Aim of the exercise: Write out the entries again exactly as they are given.

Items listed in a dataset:
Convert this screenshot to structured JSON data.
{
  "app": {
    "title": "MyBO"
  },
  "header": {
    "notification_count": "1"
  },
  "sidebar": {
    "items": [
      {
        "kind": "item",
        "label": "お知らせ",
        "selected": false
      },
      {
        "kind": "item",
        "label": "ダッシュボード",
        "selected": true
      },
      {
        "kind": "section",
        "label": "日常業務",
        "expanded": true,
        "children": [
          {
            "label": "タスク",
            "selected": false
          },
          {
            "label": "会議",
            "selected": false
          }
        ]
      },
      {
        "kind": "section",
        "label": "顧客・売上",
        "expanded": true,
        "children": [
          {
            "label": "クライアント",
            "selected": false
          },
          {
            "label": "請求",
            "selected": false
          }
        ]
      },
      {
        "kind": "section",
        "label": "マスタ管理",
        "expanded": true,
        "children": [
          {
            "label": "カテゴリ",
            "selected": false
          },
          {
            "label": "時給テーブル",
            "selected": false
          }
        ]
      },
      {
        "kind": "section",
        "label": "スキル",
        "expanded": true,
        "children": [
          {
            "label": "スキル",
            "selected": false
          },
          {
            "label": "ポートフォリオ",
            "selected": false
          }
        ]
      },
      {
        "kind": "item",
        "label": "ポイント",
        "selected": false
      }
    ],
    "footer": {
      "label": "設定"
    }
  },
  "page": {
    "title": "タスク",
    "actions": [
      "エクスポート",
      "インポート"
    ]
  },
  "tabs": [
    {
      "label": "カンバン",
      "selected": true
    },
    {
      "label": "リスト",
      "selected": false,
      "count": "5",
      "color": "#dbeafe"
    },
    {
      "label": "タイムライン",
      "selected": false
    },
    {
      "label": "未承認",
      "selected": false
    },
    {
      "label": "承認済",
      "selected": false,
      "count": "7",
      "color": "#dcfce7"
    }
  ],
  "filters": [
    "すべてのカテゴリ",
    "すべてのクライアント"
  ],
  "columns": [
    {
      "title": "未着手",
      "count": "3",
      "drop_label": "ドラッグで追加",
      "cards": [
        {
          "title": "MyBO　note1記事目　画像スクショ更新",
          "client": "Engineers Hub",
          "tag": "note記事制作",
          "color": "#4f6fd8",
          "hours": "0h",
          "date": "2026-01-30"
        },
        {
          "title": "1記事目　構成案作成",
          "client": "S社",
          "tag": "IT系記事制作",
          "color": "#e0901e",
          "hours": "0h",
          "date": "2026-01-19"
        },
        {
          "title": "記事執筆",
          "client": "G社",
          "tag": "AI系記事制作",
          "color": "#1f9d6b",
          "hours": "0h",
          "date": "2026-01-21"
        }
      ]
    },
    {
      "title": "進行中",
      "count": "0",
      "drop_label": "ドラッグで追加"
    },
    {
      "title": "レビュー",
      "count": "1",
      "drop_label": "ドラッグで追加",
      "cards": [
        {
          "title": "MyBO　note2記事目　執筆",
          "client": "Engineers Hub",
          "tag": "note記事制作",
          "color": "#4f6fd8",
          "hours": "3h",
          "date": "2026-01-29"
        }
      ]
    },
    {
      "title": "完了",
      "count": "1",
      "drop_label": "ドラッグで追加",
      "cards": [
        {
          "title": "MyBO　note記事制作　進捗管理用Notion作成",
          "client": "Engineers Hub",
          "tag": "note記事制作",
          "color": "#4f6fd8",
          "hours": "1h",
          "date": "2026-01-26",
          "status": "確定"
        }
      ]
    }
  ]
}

Reply to the exercise:
Convert this screenshot to structured JSON data.
{
  "app": {
    "title": "MyBO"
  },
  "header": {
    "notification_count": "1"
  },
  "sidebar": {
    "items": [
      {
        "kind": "item",
        "label": "お知らせ",
        "selected": false
      },
      {
        "kind": "item",
        "label": "ダッシュボード",
        "selected": true
      },
      {
        "kind": "section",
        "label": "日常業務",
        "expanded": true,
        "children": [
          {
            "label": "タスク",
            "selected": false
          },
          {
            "label": "会議",
            "selected": false
          }
        ]
      },
      {
        "kind": "section",
        "label": "顧客・売上",
        "expanded": true,
        "children": [
          {
            "label": "クライアント",
            "selected": false
          },
          {
            "label": "請求",
            "selected": false
          }
        ]
      },
      {
        "kind": "section",
        "label": "マスタ管理",
        "expanded": true,
        "children": [
          {
            "label": "カテゴリ",
            "selected": false
          },
          {
            "label": "時給テーブル",
            "selected": false
          }
        ]
      },
      {
        "kind": "section",
        "label": "スキル",
        "expanded": true,
        "children": [
          {
            "label": "スキル",
            "selected": false
          },
          {
            "label": "ポートフォリオ",
            "selected": false
          }
        ]
      },
      {
        "kind": "item",
        "label": "ポイント",
        "selected": false
      }
    ],
    "footer": {
      "label": "設定"
    }
  },
  "page": {
    "title": "タスク",
    "actions": [
      "エクスポート",
      "インポート"
    ]
  },
  "tabs": [
    {
      "label": "カンバン",
      "selected": true
    },
    {
      "label": "リスト",
      "selected": false,
      "count": "5",
      "color": "#dbeafe"
    },
    {
      "label": "タイムライン",
      "selected": false
    },
    {
      "label": "未承認",
      "selected": false
    },
    {
      "label": "承認済",
      "selected": false,
      "count": "7",
      "color": "#dcfce7"
    }
  ],
  "filters": [
    "すべてのカテゴリ",
    "すべてのクライアント"
  ],
  "columns": [
    {
      "title": "未着手",
      "count": "3",
      "drop_label": "ドラッグで追加",
      "cards": [
        {
          "title": "MyBO　note1記事目　画像スクショ更新",
          "client": "Engineers Hub",
          "tag": "note記事制作",
          "color": "#4f6fd8",
          "hours": "0h",
          "date": "2026-01-30"
        },
        {
          "title": "1記事目　構成案作成",
          "client": "S社",
          "tag": "IT系記事制作",
          "color": "#e0901e",
          "hours": "0h",
          "date": "2026-01-19"
        },
        {
          "title": "記事執筆",
          "client": "G社",
          "tag": "AI系記事制作",
          "color": "#1f9d6b",
          "hours": "0h",
          "date": "2026-01-21"
        }
      ]
    },
    {
      "title": "進行中",
      "count": "0",
      "drop_label": "ドラッグで追加"
    },
    {
      "title": "レビュー",
      "count": "1",
      "drop_label": "ドラッグで追加",
      "cards": [
        {
          "title": "MyBO　note2記事目　執筆",
          "client": "Engineers Hub",
          "tag": "note記事制作",
          "color": "#4f6fd8",
          "hours": "3h",
          "date": "2026-01-29"
        }
      ]
    },
    {
      "title": "完了",
      "count": "1",
      "drop_label": "ドラッグで追加",
      "cards": [
        {
          "title": "MyBO　note記事制作　進捗管理用Notion作成",
          "client": "Engineers Hub",
          "tag": "note記事制作",
          "color": "#4f6fd8",
          "hours": "1h",
          "date": "2026-01-26",
          "status": "確定"
        }
      ]
    }
  ]
}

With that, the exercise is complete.